**Exercise requirements**
Go through the records and copy each line where the word "test" occurs.
▽
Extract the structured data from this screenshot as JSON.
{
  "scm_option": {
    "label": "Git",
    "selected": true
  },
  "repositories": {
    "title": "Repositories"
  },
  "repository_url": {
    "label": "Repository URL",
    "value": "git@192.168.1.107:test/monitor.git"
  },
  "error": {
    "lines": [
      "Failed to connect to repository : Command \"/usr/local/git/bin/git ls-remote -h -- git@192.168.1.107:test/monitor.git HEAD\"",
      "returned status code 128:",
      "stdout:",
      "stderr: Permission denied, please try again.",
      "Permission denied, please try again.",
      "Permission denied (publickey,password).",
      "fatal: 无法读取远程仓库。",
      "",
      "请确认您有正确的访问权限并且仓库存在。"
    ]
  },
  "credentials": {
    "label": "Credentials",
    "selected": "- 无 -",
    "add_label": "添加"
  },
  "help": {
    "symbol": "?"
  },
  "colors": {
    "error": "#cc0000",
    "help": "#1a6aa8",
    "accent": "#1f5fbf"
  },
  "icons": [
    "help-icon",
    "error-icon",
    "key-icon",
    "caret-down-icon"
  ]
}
△
▽
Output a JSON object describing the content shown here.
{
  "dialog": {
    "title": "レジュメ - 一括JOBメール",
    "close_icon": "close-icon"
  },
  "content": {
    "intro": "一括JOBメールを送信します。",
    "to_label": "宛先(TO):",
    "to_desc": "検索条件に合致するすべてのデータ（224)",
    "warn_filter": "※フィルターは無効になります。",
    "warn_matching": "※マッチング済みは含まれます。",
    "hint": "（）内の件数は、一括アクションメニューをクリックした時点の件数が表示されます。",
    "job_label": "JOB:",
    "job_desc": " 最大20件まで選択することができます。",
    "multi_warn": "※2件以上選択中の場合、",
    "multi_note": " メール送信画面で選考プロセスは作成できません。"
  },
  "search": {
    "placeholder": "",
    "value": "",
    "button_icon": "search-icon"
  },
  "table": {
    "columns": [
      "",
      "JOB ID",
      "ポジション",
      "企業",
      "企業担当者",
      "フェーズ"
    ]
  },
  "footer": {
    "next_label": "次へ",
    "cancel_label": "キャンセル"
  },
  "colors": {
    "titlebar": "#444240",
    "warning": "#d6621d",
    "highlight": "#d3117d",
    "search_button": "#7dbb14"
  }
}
△
**Result of this exercise**
    "value": "git@192.168.1.107:test/monitor.git"
      "Failed to connect to repository : Command \"/usr/local/git/bin/git ls-remote -h -- git@192.168.1.107:test/monitor.git HEAD\"",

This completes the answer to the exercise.